**Problem to solve:** Reproduce the lines of the data below from the one containing "text-line: картофеля. bbox=[133, 297, 230, 317]" through the one containing "text-line: одно из", replacing "стихотворений" with "песен" and leaving everything else untouched.

○ ○ ○ ○ ○

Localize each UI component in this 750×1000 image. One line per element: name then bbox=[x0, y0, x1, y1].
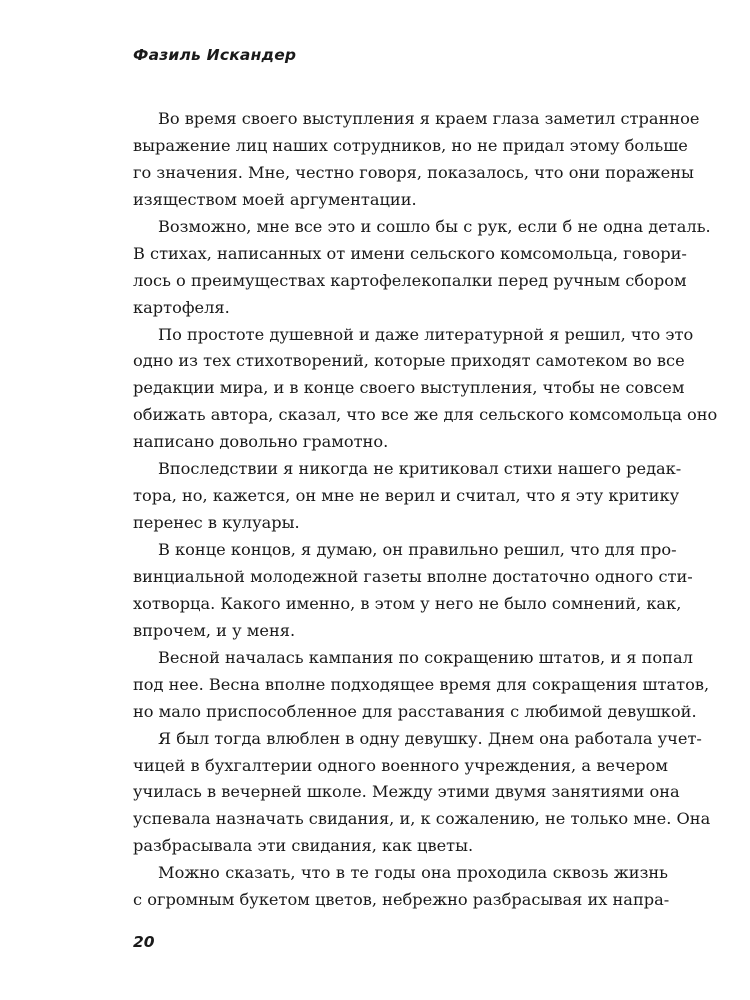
text-line: картофеля. bbox=[133, 297, 230, 317]
text-line: винциальной молодежной газеты вполне достаточно одного сти- bbox=[133, 566, 693, 586]
body-text bbox=[133, 106, 718, 914]
text-line: го значения. Мне, честно говоря, показалось, что они поражены bbox=[133, 162, 694, 182]
text-line: одно из тех стихотворений, которые приходят самотеком во все bbox=[133, 351, 685, 371]
text-line: обижать автора, сказал, что все же для сельского комсомольца оно bbox=[133, 405, 718, 425]
text-line: впрочем, и у меня. bbox=[133, 620, 296, 640]
text-line: выражение лиц наших сотрудников, но не придал этому больше bbox=[133, 135, 688, 155]
text-line: В стихах, написанных от имени сельского комсомольца, говори- bbox=[133, 243, 687, 263]
text-line: Возможно, мне все это и сошло бы с рук, если б не одна деталь. bbox=[158, 216, 711, 236]
text-line: чицей в бухгалтерии одного военного учреждения, а вечером bbox=[133, 755, 668, 775]
text-line: Я был тогда влюблен в одну девушку. Днем она работала учет- bbox=[158, 728, 702, 748]
text-line: Весной началась кампания по сокращению штатов, и я попал bbox=[158, 647, 693, 667]
text-line: тора, но, кажется, он мне не верил и считал, что я эту критику bbox=[133, 486, 680, 506]
text-line: Во время своего выступления я краем глаза заметил странное bbox=[158, 109, 700, 128]
text-line: под нее. Весна вполне подходящее время для сокращения штатов, bbox=[133, 674, 710, 694]
page-number: 20 bbox=[133, 933, 155, 951]
text-line: В конце концов, я думаю, он правильно решил, что для про- bbox=[158, 540, 677, 559]
text-line: но мало приспособленное для расставания с любимой девушкой. bbox=[133, 701, 697, 721]
text-line: перенес в кулуары. bbox=[133, 513, 300, 533]
text-line: Впоследствии я никогда не критиковал стихи нашего редак- bbox=[158, 459, 682, 479]
text-line: училась в вечерней школе. Между этими двумя занятиями она bbox=[133, 782, 680, 802]
text-line: успевала назначать свидания, и, к сожалению, не только мне. Она bbox=[133, 809, 711, 829]
text-line: изяществом моей аргументации. bbox=[133, 189, 417, 209]
text-line: с огромным букетом цветов, небрежно разбрасывая их напра- bbox=[133, 890, 670, 910]
text-line: хотворца. Какого именно, в этом у него не было сомнений, как, bbox=[133, 593, 682, 613]
text-line: Можно сказать, что в те годы она проходила сквозь жизнь bbox=[158, 863, 668, 883]
running-head-author: Фазиль Искандер bbox=[133, 46, 297, 64]
text-line: разбрасывала эти свидания, как цветы. bbox=[133, 836, 474, 856]
text-line: написано довольно грамотно. bbox=[133, 432, 389, 452]
text-line: По простоте душевной и даже литературной я решил, что это bbox=[158, 324, 694, 344]
text-line: лось о преимуществах картофелекопалки перед ручным сбором bbox=[133, 270, 687, 290]
text-line: редакции мира, и в конце своего выступления, чтобы не совсем bbox=[133, 378, 685, 398]
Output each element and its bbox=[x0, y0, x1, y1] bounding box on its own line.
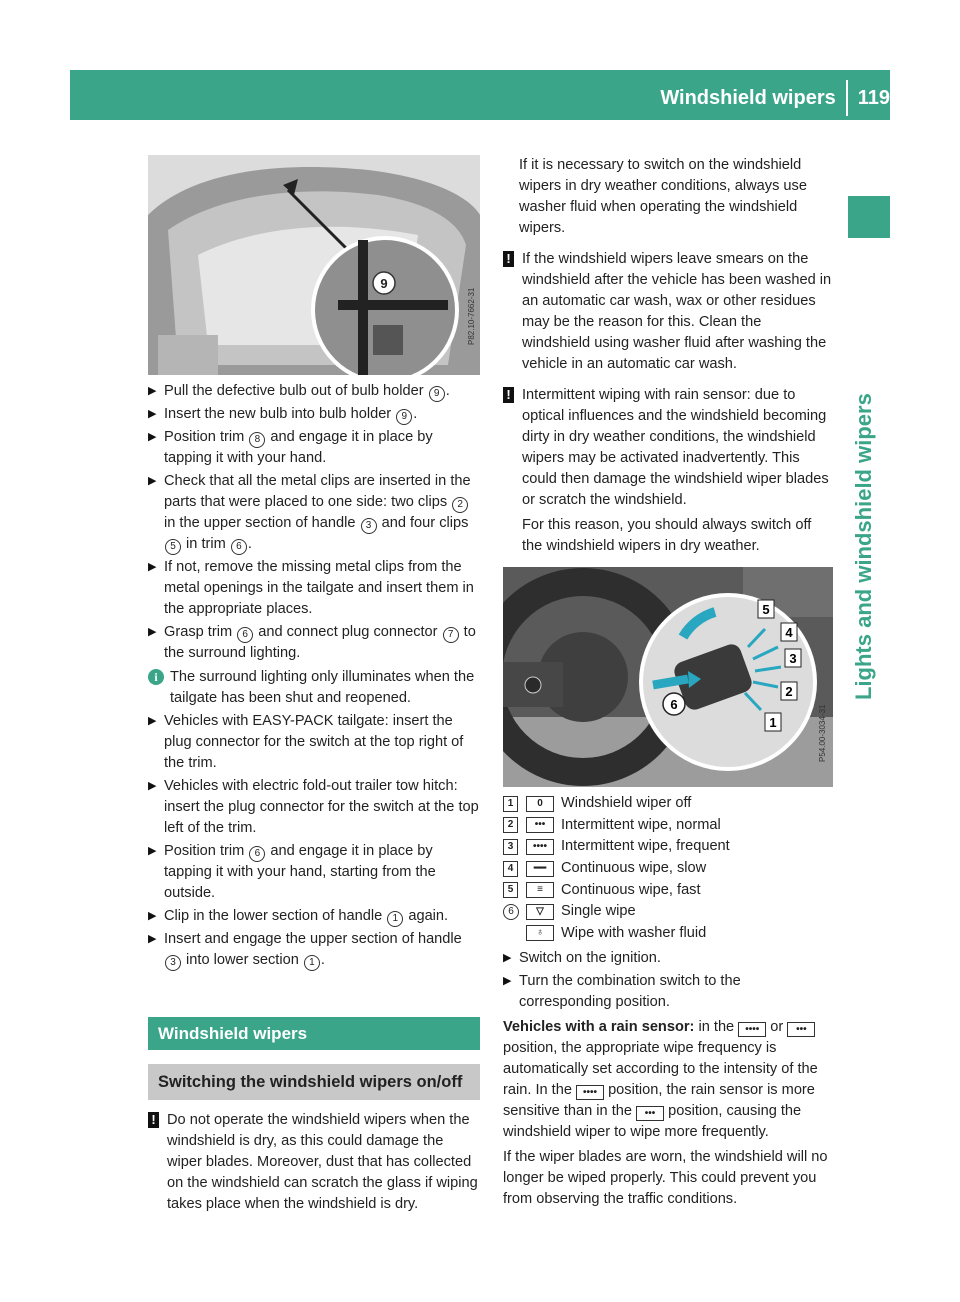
step-easy-pack: ▶ Vehicles with EASY-PACK tailgate: insert the plug connector for the switch at the top right of the trim. bbox=[148, 711, 480, 774]
step-position-trim: ▶ Position trim 8 and engage it in place by tapping it with your hand. bbox=[148, 427, 480, 469]
image-ref: P54.00-3034-31 bbox=[818, 704, 827, 762]
intermittent-normal-icon: ••• bbox=[787, 1022, 815, 1037]
right-column bbox=[503, 155, 833, 1210]
tailgate-image bbox=[148, 155, 480, 375]
step-arrow-icon: ▶ bbox=[148, 431, 157, 443]
legend-row: 5 ≡ Continuous wipe, fast bbox=[503, 879, 833, 901]
intermittent-frequent-icon: •••• bbox=[526, 839, 554, 855]
legend-row: 1 0 Windshield wiper off bbox=[503, 793, 833, 815]
header-title bbox=[660, 80, 890, 116]
header-separator bbox=[846, 80, 848, 116]
step-arrow-icon: ▶ bbox=[503, 975, 512, 988]
step-arrow-icon: ▶ bbox=[148, 626, 157, 638]
washer-fluid-icon: ♁ bbox=[526, 925, 554, 941]
callout-6: 6 bbox=[670, 697, 678, 712]
step-arrow-icon: ▶ bbox=[148, 715, 157, 727]
legend-row: ♁ Wipe with washer fluid bbox=[503, 923, 833, 945]
step-arrow-icon: ▶ bbox=[148, 561, 157, 573]
step-engage-handle: ▶ Insert and engage the upper section of handle 3 into lower section 1 . bbox=[148, 929, 480, 971]
worn-blades-paragraph: If the wiper blades are worn, the windshield will no longer be wiped properly. This could prevent you from observing the traffic conditions. bbox=[503, 1149, 828, 1208]
warning-smears: ! If the windshield wipers leave smears on the windshield after the vehicle has been washed in an automatic car wash, wax or other residues may be the reason for this. Clean the windshield using washer fluid after washing the vehicle in an automatic car wash. bbox=[503, 249, 833, 375]
warning-icon: ! bbox=[148, 1112, 159, 1128]
info-icon: i bbox=[148, 669, 164, 685]
step-arrow-icon: ▶ bbox=[148, 475, 157, 487]
info-note: i The surround lighting only illuminates when the tailgate has been shut and reopened. bbox=[148, 667, 480, 709]
step-clip-handle: ▶ Clip in the lower section of handle 1 again. bbox=[148, 906, 480, 927]
intermittent-normal-icon: ••• bbox=[526, 817, 554, 833]
warning-icon: ! bbox=[503, 387, 514, 403]
single-wipe-icon: ▽ bbox=[526, 904, 554, 920]
wiper-legend bbox=[503, 793, 833, 944]
step-position-trim-2: ▶ Position trim 6 and engage it in place by tapping it with your hand, starting from the outside. bbox=[148, 841, 480, 904]
warning-dry-windshield: ! Do not operate the windshield wipers when the windshield is dry, as this could damage the wiper blades. Moreover, dust that has collected on the windshield can scratch the glass if wiping takes place when the windshield is dry. bbox=[148, 1110, 480, 1215]
step-ignition: ▶ Switch on the ignition. bbox=[503, 948, 833, 969]
intermittent-frequent-icon: •••• bbox=[576, 1085, 604, 1100]
step-arrow-icon: ▶ bbox=[148, 910, 157, 922]
step-check-clips: ▶ Check that all the metal clips are inserted in the parts that were placed to one side: two clips 2 in the upper section of handle 3 and four clips 5 in trim 6 . bbox=[148, 471, 480, 555]
callout-4: 4 bbox=[785, 625, 793, 640]
callout-2: 2 bbox=[785, 684, 793, 699]
side-tab-label: Lights and windshield wipers bbox=[851, 393, 876, 700]
step-insert-bulb: ▶ Insert the new bulb into bulb holder 9 . bbox=[148, 404, 480, 425]
chapter-title: Windshield wipers bbox=[660, 86, 836, 109]
warning-rain-sensor: ! Intermittent wiping with rain sensor: due to optical influences and the windshield becoming dirty in dry weather conditions, the windshield wipers may be activated inadvertently. This could then damage the windshield wiper blades or scratch the windshield. For this reason, you should always switch off the windshield wipers in dry weather. bbox=[503, 385, 833, 557]
section-heading: Windshield wipers bbox=[148, 1017, 480, 1050]
callout-ref: 8 bbox=[249, 432, 265, 448]
tailgate-illustration bbox=[148, 155, 480, 375]
step-arrow-icon: ▶ bbox=[503, 952, 512, 965]
page-number: 119 bbox=[857, 86, 890, 109]
wiper-off-icon: 0 bbox=[526, 796, 554, 812]
warning-icon: ! bbox=[503, 251, 514, 267]
step-trailer-hitch: ▶ Vehicles with electric fold-out trailer tow hitch: insert the plug connector for the switch at the top left of the trim. bbox=[148, 776, 480, 839]
continuous-fast-icon: ≡ bbox=[526, 882, 554, 898]
legend-row: 3 •••• Intermittent wipe, frequent bbox=[503, 836, 833, 858]
side-tab-marker bbox=[848, 196, 890, 238]
image-ref: P82.10-7662-31 bbox=[467, 287, 476, 345]
callout-ref: 9 bbox=[396, 409, 412, 425]
step-arrow-icon: ▶ bbox=[148, 845, 157, 857]
step-remove-clips: ▶ If not, remove the missing metal clips from the metal openings in the tailgate and insert them in the appropriate places. bbox=[148, 557, 480, 620]
step-arrow-icon: ▶ bbox=[148, 780, 157, 792]
subsection-heading: Switching the windshield wipers on/off bbox=[148, 1064, 480, 1100]
step-arrow-icon: ▶ bbox=[148, 933, 157, 945]
callout-1: 1 bbox=[769, 715, 777, 730]
switch-image bbox=[503, 567, 833, 787]
callout-9: 9 bbox=[380, 276, 388, 291]
legend-row: 4 ━━ Continuous wipe, slow bbox=[503, 858, 833, 880]
legend-row: 2 ••• Intermittent wipe, normal bbox=[503, 815, 833, 837]
left-column bbox=[148, 155, 480, 1215]
step-arrow-icon: ▶ bbox=[148, 385, 157, 397]
step-grasp-trim: ▶ Grasp trim 6 and connect plug connector 7 to the surround lighting. bbox=[148, 622, 480, 664]
intermittent-frequent-icon: •••• bbox=[738, 1022, 766, 1037]
step-pull-bulb: ▶ Pull the defective bulb out of bulb holder 9 . bbox=[148, 381, 480, 402]
combination-switch-illustration bbox=[503, 567, 833, 787]
rain-sensor-paragraph: Vehicles with a rain sensor: in the •••• or ••• position, the appropriate wipe frequency is automatically set according to the intensity of the rain. In the •••• position, the rain sensor is more sensitive than in the ••• position, causing the windshield wiper to wipe more frequently. bbox=[503, 1019, 818, 1141]
legend-row: 6 ▽ Single wipe bbox=[503, 901, 833, 923]
callout-5: 5 bbox=[762, 602, 770, 617]
intermittent-normal-icon: ••• bbox=[636, 1106, 664, 1121]
callout-3: 3 bbox=[789, 651, 797, 666]
step-turn-switch: ▶ Turn the combination switch to the corresponding position. bbox=[503, 971, 833, 1013]
callout-ref: 9 bbox=[429, 386, 445, 402]
intro-paragraph: If it is necessary to switch on the windshield wipers in dry weather conditions, always use washer fluid when operating the windshield wipers. bbox=[519, 157, 807, 236]
continuous-slow-icon: ━━ bbox=[526, 861, 554, 877]
step-arrow-icon: ▶ bbox=[148, 408, 157, 420]
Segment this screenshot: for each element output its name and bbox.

○ ○ ○ ○ ○

**Correct output:**
text-line: картофеля. bbox=[133, 297, 230, 317]
text-line: винциальной молодежной газеты вполне достаточно одного сти- bbox=[133, 566, 693, 586]
body-text bbox=[133, 106, 718, 914]
text-line: го значения. Мне, честно говоря, показалось, что они поражены bbox=[133, 162, 694, 182]
text-line: одно из тех песен, которые приходят самотеком во все bbox=[133, 351, 685, 371]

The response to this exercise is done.